▶ Exercise objective
Reproduce the records below in full and exactly, without their images.
★ ★ ★
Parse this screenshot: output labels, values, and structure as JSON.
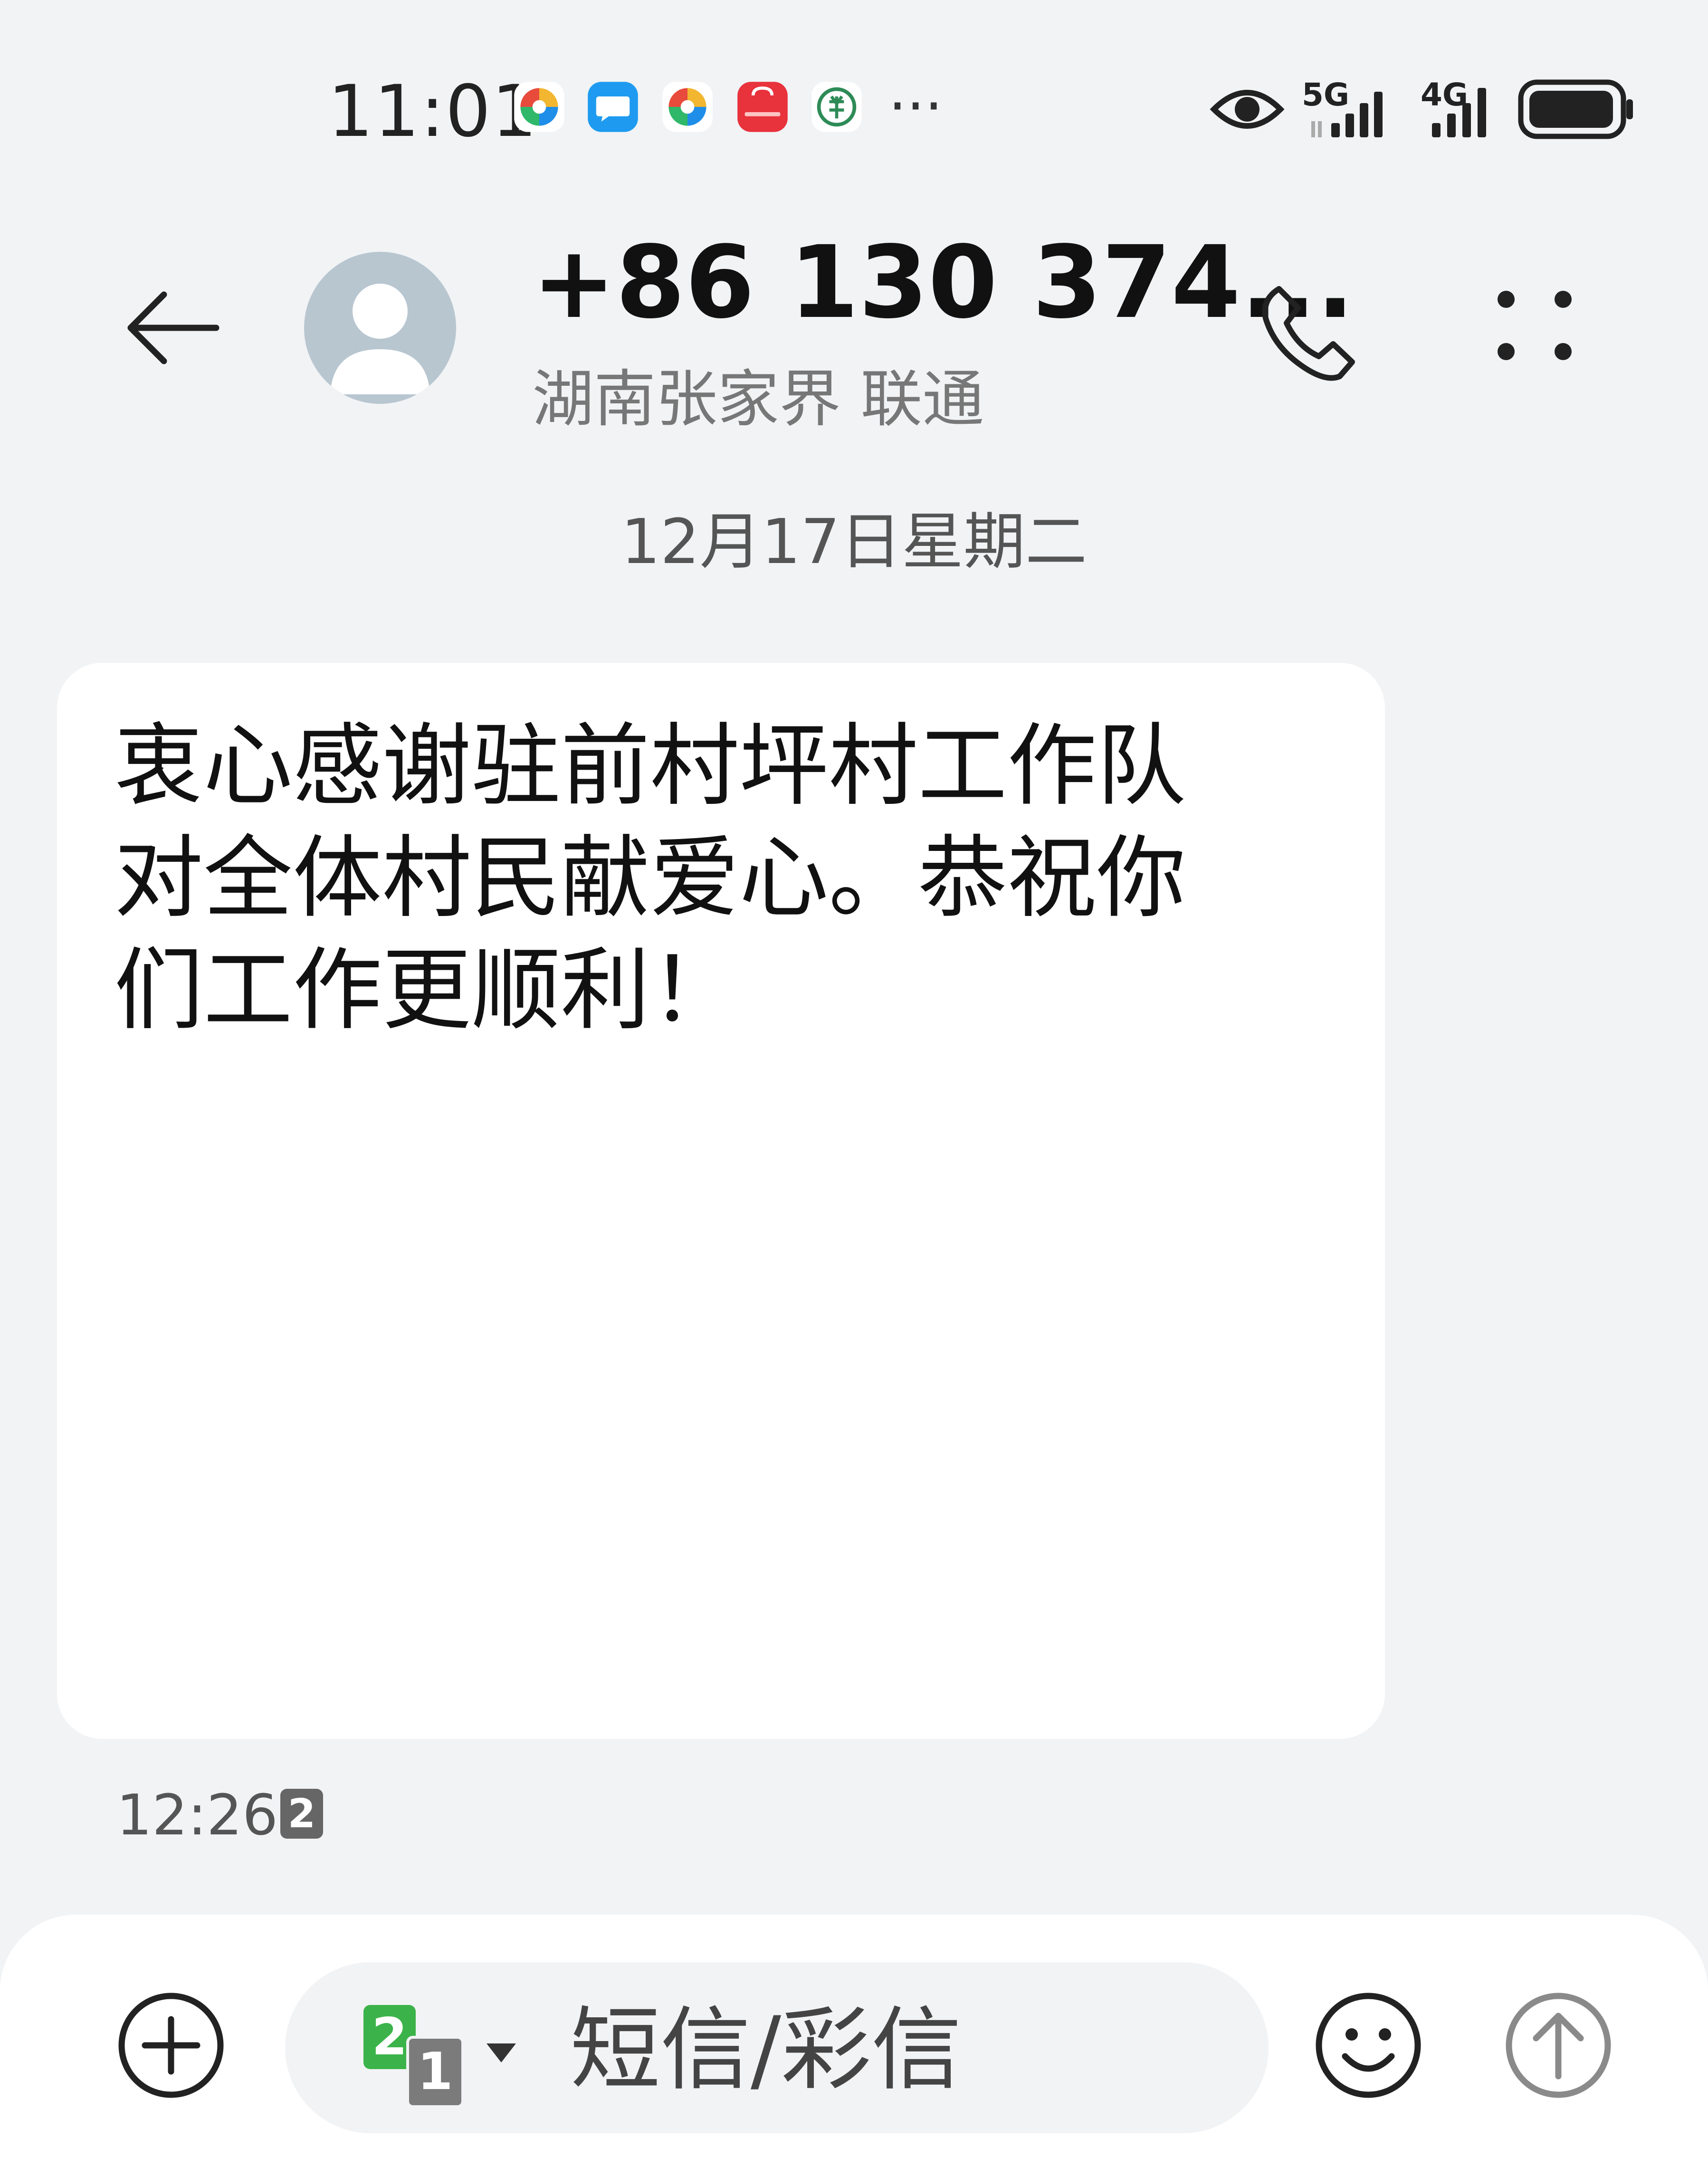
{
  "status_bar": {
    "time": "11:01",
    "notification_icons": [
      {
        "icon": "pinwheel-app-icon",
        "color": "#e84a3c"
      },
      {
        "icon": "message-app-icon",
        "color": "#1e9bf0"
      },
      {
        "icon": "pinwheel-app-icon",
        "color": "#e84a3c"
      },
      {
        "icon": "huawei-appgallery-icon",
        "color": "#e8323c"
      },
      {
        "icon": "bank-app-icon",
        "color": "#2e8b57"
      }
    ],
    "more": "···",
    "network_1": "5G",
    "network_2": "4G",
    "eye_comfort": "eye-icon",
    "battery_icon": "battery-icon"
  },
  "header": {
    "back_icon": "arrow-left-icon",
    "avatar_icon": "person-avatar-icon",
    "number": "+86 130 374...",
    "location": "湖南张家界 联通",
    "call_icon": "phone-icon",
    "more_icon": "more-dots-icon"
  },
  "conversation": {
    "date": "12月17日星期二",
    "messages": [
      {
        "text": "衷心感谢驻前村坪村工作队对全体村民献爱心。恭祝你们工作更顺利！",
        "time": "12:26",
        "sim": "2"
      }
    ]
  },
  "compose": {
    "add_icon": "plus-circle-icon",
    "sim_primary": "2",
    "sim_secondary": "1",
    "placeholder": "短信/彩信",
    "emoji_icon": "smiley-icon",
    "send_icon": "send-arrow-icon"
  },
  "colors": {
    "background": "#f1f3f5",
    "bubble": "#ffffff",
    "sim_active": "#3bb34a",
    "sim_inactive": "#7b7b7b",
    "avatar": "#b8c6d0"
  }
}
★ ★ ★
▶ Written response
Parse this screenshot: output labels, values, and structure as JSON.
{
  "status_bar": {
    "time": "11:01",
    "notification_icons": [
      {
        "icon": "pinwheel-app-icon",
        "color": "#e84a3c"
      },
      {
        "icon": "message-app-icon",
        "color": "#1e9bf0"
      },
      {
        "icon": "pinwheel-app-icon",
        "color": "#e84a3c"
      },
      {
        "icon": "huawei-appgallery-icon",
        "color": "#e8323c"
      },
      {
        "icon": "bank-app-icon",
        "color": "#2e8b57"
      }
    ],
    "more": "···",
    "network_1": "5G",
    "network_2": "4G",
    "eye_comfort": "eye-icon",
    "battery_icon": "battery-icon"
  },
  "header": {
    "back_icon": "arrow-left-icon",
    "avatar_icon": "person-avatar-icon",
    "number": "+86 130 374...",
    "location": "湖南张家界 联通",
    "call_icon": "phone-icon",
    "more_icon": "more-dots-icon"
  },
  "conversation": {
    "date": "12月17日星期二",
    "messages": [
      {
        "text": "衷心感谢驻前村坪村工作队对全体村民献爱心。恭祝你们工作更顺利！",
        "time": "12:26",
        "sim": "2"
      }
    ]
  },
  "compose": {
    "add_icon": "plus-circle-icon",
    "sim_primary": "2",
    "sim_secondary": "1",
    "placeholder": "短信/彩信",
    "emoji_icon": "smiley-icon",
    "send_icon": "send-arrow-icon"
  },
  "colors": {
    "background": "#f1f3f5",
    "bubble": "#ffffff",
    "sim_active": "#3bb34a",
    "sim_inactive": "#7b7b7b",
    "avatar": "#b8c6d0"
  }
}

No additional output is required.